→ **WORK TO BE COMPLETED**
Return all the data below as it stands, minus the pictures.

** Begin LISTING **

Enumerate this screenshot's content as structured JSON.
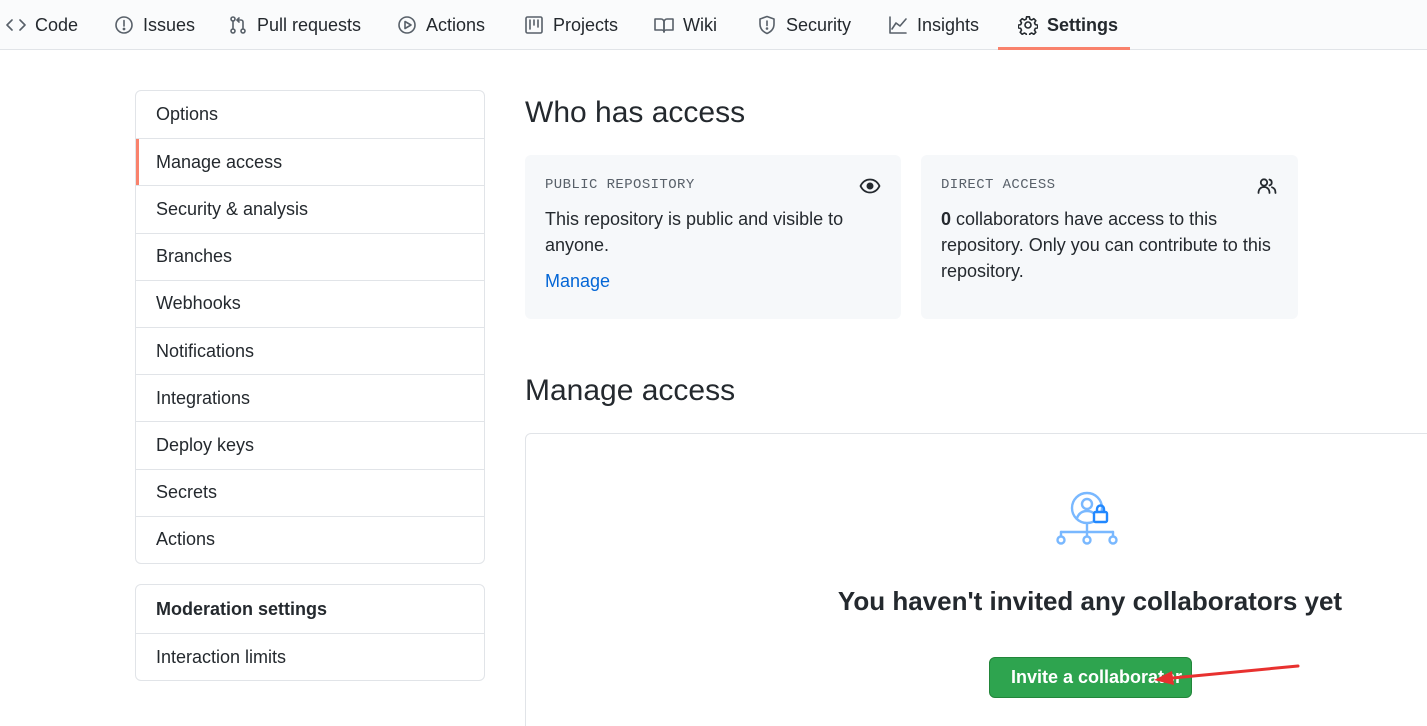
{
  "tabs": [
    {
      "label": "Code",
      "icon": "code-icon",
      "selected": false
    },
    {
      "label": "Issues",
      "icon": "issue-opened-icon",
      "selected": false
    },
    {
      "label": "Pull requests",
      "icon": "git-pull-request-icon",
      "selected": false
    },
    {
      "label": "Actions",
      "icon": "play-icon",
      "selected": false
    },
    {
      "label": "Projects",
      "icon": "project-icon",
      "selected": false
    },
    {
      "label": "Wiki",
      "icon": "book-icon",
      "selected": false
    },
    {
      "label": "Security",
      "icon": "shield-icon",
      "selected": false
    },
    {
      "label": "Insights",
      "icon": "graph-icon",
      "selected": false
    },
    {
      "label": "Settings",
      "icon": "gear-icon",
      "selected": true
    }
  ],
  "sidebar": {
    "items": [
      {
        "label": "Options",
        "selected": false
      },
      {
        "label": "Manage access",
        "selected": true
      },
      {
        "label": "Security & analysis",
        "selected": false
      },
      {
        "label": "Branches",
        "selected": false
      },
      {
        "label": "Webhooks",
        "selected": false
      },
      {
        "label": "Notifications",
        "selected": false
      },
      {
        "label": "Integrations",
        "selected": false
      },
      {
        "label": "Deploy keys",
        "selected": false
      },
      {
        "label": "Secrets",
        "selected": false
      },
      {
        "label": "Actions",
        "selected": false
      }
    ],
    "moderation": {
      "heading": "Moderation settings",
      "items": [
        {
          "label": "Interaction limits"
        }
      ]
    }
  },
  "who_has_access": {
    "title": "Who has access",
    "public_box": {
      "label": "PUBLIC REPOSITORY",
      "icon": "eye-icon",
      "text": "This repository is public and visible to anyone.",
      "link": "Manage"
    },
    "direct_box": {
      "label": "DIRECT ACCESS",
      "icon": "people-icon",
      "count": "0",
      "text": " collaborators have access to this repository. Only you can contribute to this repository."
    }
  },
  "manage_access": {
    "title": "Manage access",
    "empty_icon": "person-lock-tree-icon",
    "empty_title": "You haven't invited any collaborators yet",
    "invite_button": "Invite a collaborator"
  },
  "colors": {
    "accent_underline": "#f9826c",
    "link": "#0366d6",
    "button_green": "#2ea44f",
    "annotation_arrow": "#e8312f",
    "illustration_blue": "#79b8ff"
  }
}
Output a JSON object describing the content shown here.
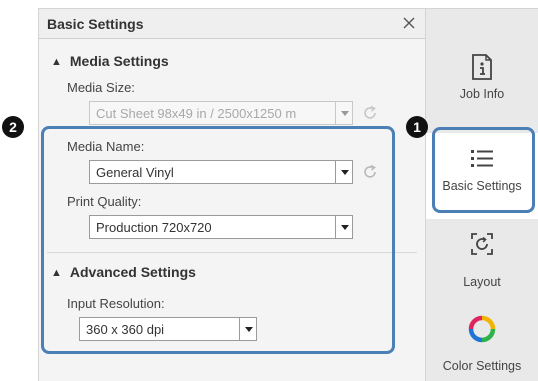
{
  "panel": {
    "title": "Basic Settings",
    "close_glyph": "×"
  },
  "media_settings": {
    "header": "Media Settings",
    "media_size_label": "Media Size:",
    "media_size_value": "Cut Sheet 98x49 in / 2500x1250 m",
    "media_name_label": "Media Name:",
    "media_name_value": "General Vinyl",
    "print_quality_label": "Print Quality:",
    "print_quality_value": "Production 720x720"
  },
  "advanced_settings": {
    "header": "Advanced Settings",
    "input_resolution_label": "Input Resolution:",
    "input_resolution_value": "360 x 360 dpi"
  },
  "tabs": [
    {
      "label": "Job Info",
      "icon": "info-document-icon"
    },
    {
      "label": "Basic Settings",
      "icon": "list-icon",
      "active": true
    },
    {
      "label": "Layout",
      "icon": "layout-icon"
    },
    {
      "label": "Color Settings",
      "icon": "color-wheel-icon"
    }
  ],
  "callouts": {
    "one": "1",
    "two": "2"
  },
  "colors": {
    "highlight": "#4b7fb5",
    "panel_bg": "#f4f4f4",
    "sidebar_bg": "#e9e9e9"
  }
}
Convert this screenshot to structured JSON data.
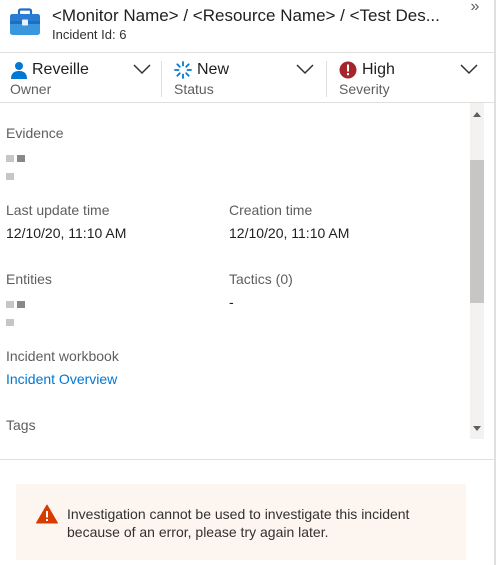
{
  "header": {
    "title": "<Monitor Name> / <Resource Name> / <Test Des...",
    "subtitle": "Incident Id: 6",
    "expand_glyph": "»",
    "icon": "briefcase-icon"
  },
  "status_bar": {
    "owner": {
      "value": "Reveille",
      "label": "Owner",
      "icon": "user-icon"
    },
    "status": {
      "value": "New",
      "label": "Status",
      "icon": "spinner-icon"
    },
    "severity": {
      "value": "High",
      "label": "Severity",
      "icon": "error-icon",
      "color": "#a4262c"
    }
  },
  "details": {
    "evidence_label": "Evidence",
    "last_update_label": "Last update time",
    "last_update_value": "12/10/20, 11:10 AM",
    "creation_label": "Creation time",
    "creation_value": "12/10/20, 11:10 AM",
    "entities_label": "Entities",
    "tactics_label": "Tactics (0)",
    "tactics_value": "-",
    "workbook_label": "Incident workbook",
    "workbook_link": "Incident Overview",
    "tags_label": "Tags"
  },
  "message": {
    "text": "Investigation cannot be used to investigate this incident because of an error, please try again later.",
    "icon": "warning-icon",
    "color": "#d83b01"
  },
  "colors": {
    "accent": "#0078d4",
    "owner_icon": "#0078d4",
    "status_icon": "#0078d4",
    "briefcase": "#2b88d8"
  }
}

** End LISTING **

→ **PROBLEM SOLUTION**
Enumerate this screenshot's content as structured JSON.
{
  "tabs": [
    {
      "label": "Code",
      "icon": "code-icon",
      "selected": false
    },
    {
      "label": "Issues",
      "icon": "issue-opened-icon",
      "selected": false
    },
    {
      "label": "Pull requests",
      "icon": "git-pull-request-icon",
      "selected": false
    },
    {
      "label": "Actions",
      "icon": "play-icon",
      "selected": false
    },
    {
      "label": "Projects",
      "icon": "project-icon",
      "selected": false
    },
    {
      "label": "Wiki",
      "icon": "book-icon",
      "selected": false
    },
    {
      "label": "Security",
      "icon": "shield-icon",
      "selected": false
    },
    {
      "label": "Insights",
      "icon": "graph-icon",
      "selected": false
    },
    {
      "label": "Settings",
      "icon": "gear-icon",
      "selected": true
    }
  ],
  "sidebar": {
    "items": [
      {
        "label": "Options",
        "selected": false
      },
      {
        "label": "Manage access",
        "selected": true
      },
      {
        "label": "Security & analysis",
        "selected": false
      },
      {
        "label": "Branches",
        "selected": false
      },
      {
        "label": "Webhooks",
        "selected": false
      },
      {
        "label": "Notifications",
        "selected": false
      },
      {
        "label": "Integrations",
        "selected": false
      },
      {
        "label": "Deploy keys",
        "selected": false
      },
      {
        "label": "Secrets",
        "selected": false
      },
      {
        "label": "Actions",
        "selected": false
      }
    ],
    "moderation": {
      "heading": "Moderation settings",
      "items": [
        {
          "label": "Interaction limits"
        }
      ]
    }
  },
  "who_has_access": {
    "title": "Who has access",
    "public_box": {
      "label": "PUBLIC REPOSITORY",
      "icon": "eye-icon",
      "text": "This repository is public and visible to anyone.",
      "link": "Manage"
    },
    "direct_box": {
      "label": "DIRECT ACCESS",
      "icon": "people-icon",
      "count": "0",
      "text": " collaborators have access to this repository. Only you can contribute to this repository."
    }
  },
  "manage_access": {
    "title": "Manage access",
    "empty_icon": "person-lock-tree-icon",
    "empty_title": "You haven't invited any collaborators yet",
    "invite_button": "Invite a collaborator"
  },
  "colors": {
    "accent_underline": "#f9826c",
    "link": "#0366d6",
    "button_green": "#2ea44f",
    "annotation_arrow": "#e8312f",
    "illustration_blue": "#79b8ff"
  }
}
Output a JSON object describing the content shown here.
{
  "panel": {
    "title": "Basic Settings",
    "close_glyph": "×"
  },
  "media_settings": {
    "header": "Media Settings",
    "media_size_label": "Media Size:",
    "media_size_value": "Cut Sheet 98x49 in / 2500x1250 m",
    "media_name_label": "Media Name:",
    "media_name_value": "General Vinyl",
    "print_quality_label": "Print Quality:",
    "print_quality_value": "Production 720x720"
  },
  "advanced_settings": {
    "header": "Advanced Settings",
    "input_resolution_label": "Input Resolution:",
    "input_resolution_value": "360 x 360 dpi"
  },
  "tabs": [
    {
      "label": "Job Info",
      "icon": "info-document-icon"
    },
    {
      "label": "Basic Settings",
      "icon": "list-icon",
      "active": true
    },
    {
      "label": "Layout",
      "icon": "layout-icon"
    },
    {
      "label": "Color Settings",
      "icon": "color-wheel-icon"
    }
  ],
  "callouts": {
    "one": "1",
    "two": "2"
  },
  "colors": {
    "highlight": "#4b7fb5",
    "panel_bg": "#f4f4f4",
    "sidebar_bg": "#e9e9e9"
  }
}
Convert this screenshot to structured JSON data.
{
  "header": {
    "title": "<Monitor Name> / <Resource Name> / <Test Des...",
    "subtitle": "Incident Id: 6",
    "expand_glyph": "»",
    "icon": "briefcase-icon"
  },
  "status_bar": {
    "owner": {
      "value": "Reveille",
      "label": "Owner",
      "icon": "user-icon"
    },
    "status": {
      "value": "New",
      "label": "Status",
      "icon": "spinner-icon"
    },
    "severity": {
      "value": "High",
      "label": "Severity",
      "icon": "error-icon",
      "color": "#a4262c"
    }
  },
  "details": {
    "evidence_label": "Evidence",
    "last_update_label": "Last update time",
    "last_update_value": "12/10/20, 11:10 AM",
    "creation_label": "Creation time",
    "creation_value": "12/10/20, 11:10 AM",
    "entities_label": "Entities",
    "tactics_label": "Tactics (0)",
    "tactics_value": "-",
    "workbook_label": "Incident workbook",
    "workbook_link": "Incident Overview",
    "tags_label": "Tags"
  },
  "message": {
    "text": "Investigation cannot be used to investigate this incident because of an error, please try again later.",
    "icon": "warning-icon",
    "color": "#d83b01"
  },
  "colors": {
    "accent": "#0078d4",
    "owner_icon": "#0078d4",
    "status_icon": "#0078d4",
    "briefcase": "#2b88d8"
  }
}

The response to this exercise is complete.